* begin Material to process *

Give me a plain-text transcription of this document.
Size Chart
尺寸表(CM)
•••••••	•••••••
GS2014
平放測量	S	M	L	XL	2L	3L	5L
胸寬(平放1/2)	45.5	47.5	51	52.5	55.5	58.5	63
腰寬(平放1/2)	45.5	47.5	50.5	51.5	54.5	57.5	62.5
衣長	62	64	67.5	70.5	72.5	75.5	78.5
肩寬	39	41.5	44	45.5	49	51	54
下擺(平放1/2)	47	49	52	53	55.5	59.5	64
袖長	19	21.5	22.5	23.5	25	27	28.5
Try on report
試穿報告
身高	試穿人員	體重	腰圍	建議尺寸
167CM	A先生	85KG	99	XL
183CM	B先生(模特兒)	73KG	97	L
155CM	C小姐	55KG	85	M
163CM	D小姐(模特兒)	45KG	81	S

* end Material to process *

### Your instructions
Output all of the data above without any alteration.

### Solution to this task
Give me a plain-text transcription of this document.
Size Chart
尺寸表(CM)
•••••••	•••••••
GS2014
平放測量	S	M	L	XL	2L	3L	5L
胸寬(平放1/2)	45.5	47.5	51	52.5	55.5	58.5	63
腰寬(平放1/2)	45.5	47.5	50.5	51.5	54.5	57.5	62.5
衣長	62	64	67.5	70.5	72.5	75.5	78.5
肩寬	39	41.5	44	45.5	49	51	54
下擺(平放1/2)	47	49	52	53	55.5	59.5	64
袖長	19	21.5	22.5	23.5	25	27	28.5
Try on report
試穿報告
身高	試穿人員	體重	腰圍	建議尺寸
167CM	A先生	85KG	99	XL
183CM	B先生(模特兒)	73KG	97	L
155CM	C小姐	55KG	85	M
163CM	D小姐(模特兒)	45KG	81	S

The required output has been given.